● TASK STATEMENT
Exclude the pictures, then repeat the remaining data exactly.

Items from a figure collection
○ ○ ○ ○

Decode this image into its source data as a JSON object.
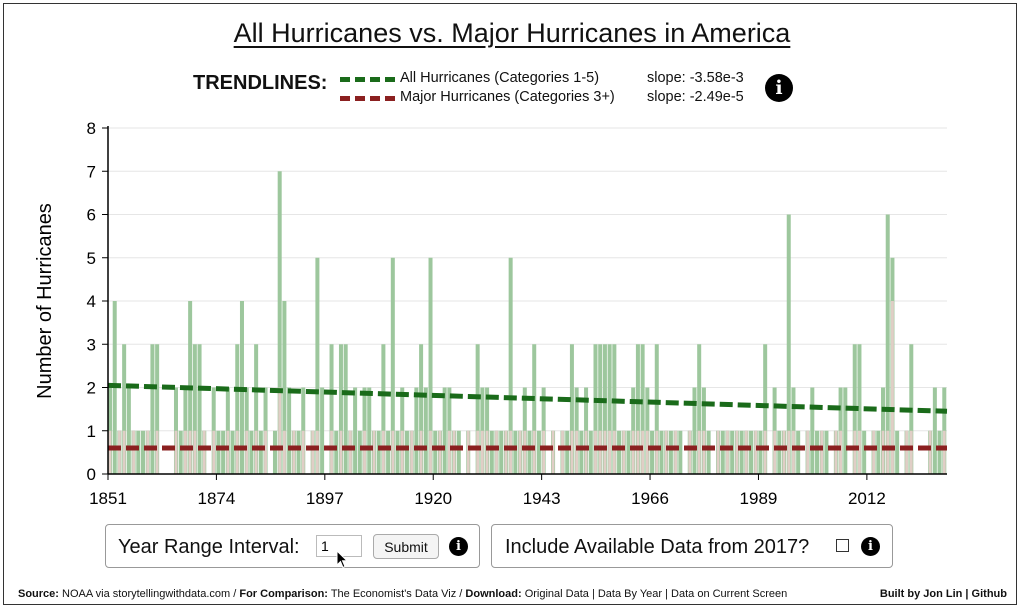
{
  "title": "All Hurricanes vs. Major Hurricanes in America",
  "legend": {
    "heading": "TRENDLINES:",
    "all_label": "All Hurricanes (Categories 1-5)",
    "all_slope": "slope: -3.58e-3",
    "major_label": "Major Hurricanes (Categories 3+)",
    "major_slope": "slope: -2.49e-5",
    "all_color": "#1a6b1a",
    "major_color": "#8b2020"
  },
  "controls": {
    "interval_label": "Year Range Interval:",
    "interval_value": "1",
    "submit_label": "Submit",
    "include_label": "Include Available Data from 2017?"
  },
  "footer": {
    "source_k": "Source:",
    "source_v": "NOAA via storytellingwithdata.com /",
    "compare_k": "For Comparison:",
    "compare_v": "The Economist's Data Viz /",
    "download_k": "Download:",
    "download_v": "Original Data | Data By Year | Data on Current Screen",
    "built": "Built by Jon Lin | Github"
  },
  "chart_data": {
    "type": "bar",
    "title": "All Hurricanes vs. Major Hurricanes in America",
    "xlabel": "",
    "ylabel": "Number of Hurricanes",
    "ylim": [
      0,
      8
    ],
    "yticks": [
      "0",
      "1",
      "2",
      "3",
      "4",
      "5",
      "6",
      "7",
      "8"
    ],
    "xticks": [
      "1851",
      "1874",
      "1897",
      "1920",
      "1943",
      "1966",
      "1989",
      "2012"
    ],
    "x_start": 1851,
    "x_end": 2016,
    "series": [
      {
        "name": "All Hurricanes (Categories 1-5)",
        "color": "#9dc79d",
        "values": [
          2,
          4,
          1,
          3,
          2,
          1,
          1,
          1,
          1,
          3,
          3,
          0,
          0,
          0,
          2,
          1,
          2,
          4,
          3,
          3,
          1,
          0,
          2,
          1,
          1,
          2,
          1,
          3,
          4,
          2,
          1,
          3,
          1,
          2,
          0,
          1,
          7,
          4,
          2,
          1,
          1,
          2,
          0,
          1,
          5,
          2,
          0,
          3,
          1,
          3,
          3,
          1,
          2,
          1,
          2,
          2,
          1,
          1,
          3,
          1,
          5,
          1,
          2,
          1,
          1,
          2,
          3,
          2,
          5,
          1,
          1,
          2,
          2,
          1,
          1,
          0,
          1,
          0,
          3,
          2,
          2,
          1,
          1,
          1,
          1,
          5,
          1,
          1,
          2,
          1,
          3,
          1,
          2,
          0,
          1,
          0,
          1,
          1,
          3,
          2,
          1,
          2,
          1,
          3,
          3,
          3,
          3,
          3,
          1,
          1,
          1,
          2,
          3,
          3,
          2,
          1,
          3,
          1,
          1,
          1,
          1,
          1,
          0,
          1,
          2,
          3,
          2,
          1,
          0,
          1,
          1,
          1,
          1,
          1,
          1,
          1,
          1,
          1,
          1,
          3,
          0,
          2,
          1,
          1,
          6,
          2,
          1,
          0,
          1,
          2,
          1,
          1,
          1,
          0,
          1,
          2,
          2,
          0,
          3,
          3,
          1,
          0,
          1,
          1,
          2,
          6,
          5,
          1,
          0,
          1,
          3,
          0,
          0,
          0,
          1,
          2,
          1,
          2
        ]
      },
      {
        "name": "Major Hurricanes (Categories 3+)",
        "color": "#e0cec6",
        "values": [
          1,
          0,
          1,
          1,
          0,
          1,
          0,
          0,
          1,
          0,
          1,
          0,
          0,
          0,
          1,
          0,
          1,
          1,
          1,
          0,
          1,
          0,
          1,
          0,
          0,
          1,
          0,
          1,
          0,
          1,
          0,
          1,
          0,
          1,
          0,
          0,
          2,
          1,
          0,
          1,
          0,
          1,
          0,
          1,
          1,
          0,
          0,
          1,
          0,
          1,
          0,
          1,
          0,
          0,
          1,
          0,
          1,
          0,
          1,
          0,
          1,
          0,
          1,
          0,
          1,
          0,
          1,
          0,
          1,
          0,
          1,
          0,
          1,
          1,
          0,
          0,
          1,
          0,
          1,
          1,
          1,
          0,
          1,
          0,
          1,
          1,
          0,
          1,
          1,
          0,
          1,
          0,
          1,
          0,
          1,
          0,
          1,
          0,
          1,
          1,
          0,
          1,
          0,
          1,
          1,
          1,
          1,
          1,
          0,
          1,
          0,
          1,
          1,
          1,
          1,
          0,
          1,
          0,
          1,
          0,
          1,
          0,
          0,
          1,
          0,
          1,
          1,
          0,
          0,
          1,
          0,
          1,
          0,
          1,
          0,
          1,
          0,
          1,
          0,
          1,
          0,
          1,
          0,
          1,
          1,
          1,
          0,
          0,
          1,
          0,
          0,
          1,
          0,
          0,
          1,
          1,
          0,
          0,
          1,
          1,
          0,
          0,
          1,
          0,
          1,
          1,
          4,
          0,
          0,
          1,
          1,
          0,
          0,
          0,
          1,
          0,
          0,
          1
        ]
      }
    ],
    "trendlines": [
      {
        "name": "All Hurricanes",
        "y_start": 2.05,
        "y_end": 1.45
      },
      {
        "name": "Major Hurricanes",
        "y_start": 0.6,
        "y_end": 0.6
      }
    ]
  }
}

○ ○ ○ ○

● EXERCISE SOLUTION
Decode this image into its source data as a JSON object.
{
  "title": "All Hurricanes vs. Major Hurricanes in America",
  "legend": {
    "heading": "TRENDLINES:",
    "all_label": "All Hurricanes (Categories 1-5)",
    "all_slope": "slope: -3.58e-3",
    "major_label": "Major Hurricanes (Categories 3+)",
    "major_slope": "slope: -2.49e-5",
    "all_color": "#1a6b1a",
    "major_color": "#8b2020"
  },
  "controls": {
    "interval_label": "Year Range Interval:",
    "interval_value": "1",
    "submit_label": "Submit",
    "include_label": "Include Available Data from 2017?"
  },
  "footer": {
    "source_k": "Source:",
    "source_v": "NOAA via storytellingwithdata.com /",
    "compare_k": "For Comparison:",
    "compare_v": "The Economist's Data Viz /",
    "download_k": "Download:",
    "download_v": "Original Data | Data By Year | Data on Current Screen",
    "built": "Built by Jon Lin | Github"
  },
  "chart_data": {
    "type": "bar",
    "title": "All Hurricanes vs. Major Hurricanes in America",
    "xlabel": "",
    "ylabel": "Number of Hurricanes",
    "ylim": [
      0,
      8
    ],
    "yticks": [
      "0",
      "1",
      "2",
      "3",
      "4",
      "5",
      "6",
      "7",
      "8"
    ],
    "xticks": [
      "1851",
      "1874",
      "1897",
      "1920",
      "1943",
      "1966",
      "1989",
      "2012"
    ],
    "x_start": 1851,
    "x_end": 2016,
    "series": [
      {
        "name": "All Hurricanes (Categories 1-5)",
        "color": "#9dc79d",
        "values": [
          2,
          4,
          1,
          3,
          2,
          1,
          1,
          1,
          1,
          3,
          3,
          0,
          0,
          0,
          2,
          1,
          2,
          4,
          3,
          3,
          1,
          0,
          2,
          1,
          1,
          2,
          1,
          3,
          4,
          2,
          1,
          3,
          1,
          2,
          0,
          1,
          7,
          4,
          2,
          1,
          1,
          2,
          0,
          1,
          5,
          2,
          0,
          3,
          1,
          3,
          3,
          1,
          2,
          1,
          2,
          2,
          1,
          1,
          3,
          1,
          5,
          1,
          2,
          1,
          1,
          2,
          3,
          2,
          5,
          1,
          1,
          2,
          2,
          1,
          1,
          0,
          1,
          0,
          3,
          2,
          2,
          1,
          1,
          1,
          1,
          5,
          1,
          1,
          2,
          1,
          3,
          1,
          2,
          0,
          1,
          0,
          1,
          1,
          3,
          2,
          1,
          2,
          1,
          3,
          3,
          3,
          3,
          3,
          1,
          1,
          1,
          2,
          3,
          3,
          2,
          1,
          3,
          1,
          1,
          1,
          1,
          1,
          0,
          1,
          2,
          3,
          2,
          1,
          0,
          1,
          1,
          1,
          1,
          1,
          1,
          1,
          1,
          1,
          1,
          3,
          0,
          2,
          1,
          1,
          6,
          2,
          1,
          0,
          1,
          2,
          1,
          1,
          1,
          0,
          1,
          2,
          2,
          0,
          3,
          3,
          1,
          0,
          1,
          1,
          2,
          6,
          5,
          1,
          0,
          1,
          3,
          0,
          0,
          0,
          1,
          2,
          1,
          2
        ]
      },
      {
        "name": "Major Hurricanes (Categories 3+)",
        "color": "#e0cec6",
        "values": [
          1,
          0,
          1,
          1,
          0,
          1,
          0,
          0,
          1,
          0,
          1,
          0,
          0,
          0,
          1,
          0,
          1,
          1,
          1,
          0,
          1,
          0,
          1,
          0,
          0,
          1,
          0,
          1,
          0,
          1,
          0,
          1,
          0,
          1,
          0,
          0,
          2,
          1,
          0,
          1,
          0,
          1,
          0,
          1,
          1,
          0,
          0,
          1,
          0,
          1,
          0,
          1,
          0,
          0,
          1,
          0,
          1,
          0,
          1,
          0,
          1,
          0,
          1,
          0,
          1,
          0,
          1,
          0,
          1,
          0,
          1,
          0,
          1,
          1,
          0,
          0,
          1,
          0,
          1,
          1,
          1,
          0,
          1,
          0,
          1,
          1,
          0,
          1,
          1,
          0,
          1,
          0,
          1,
          0,
          1,
          0,
          1,
          0,
          1,
          1,
          0,
          1,
          0,
          1,
          1,
          1,
          1,
          1,
          0,
          1,
          0,
          1,
          1,
          1,
          1,
          0,
          1,
          0,
          1,
          0,
          1,
          0,
          0,
          1,
          0,
          1,
          1,
          0,
          0,
          1,
          0,
          1,
          0,
          1,
          0,
          1,
          0,
          1,
          0,
          1,
          0,
          1,
          0,
          1,
          1,
          1,
          0,
          0,
          1,
          0,
          0,
          1,
          0,
          0,
          1,
          1,
          0,
          0,
          1,
          1,
          0,
          0,
          1,
          0,
          1,
          1,
          4,
          0,
          0,
          1,
          1,
          0,
          0,
          0,
          1,
          0,
          0,
          1
        ]
      }
    ],
    "trendlines": [
      {
        "name": "All Hurricanes",
        "y_start": 2.05,
        "y_end": 1.45
      },
      {
        "name": "Major Hurricanes",
        "y_start": 0.6,
        "y_end": 0.6
      }
    ]
  }
}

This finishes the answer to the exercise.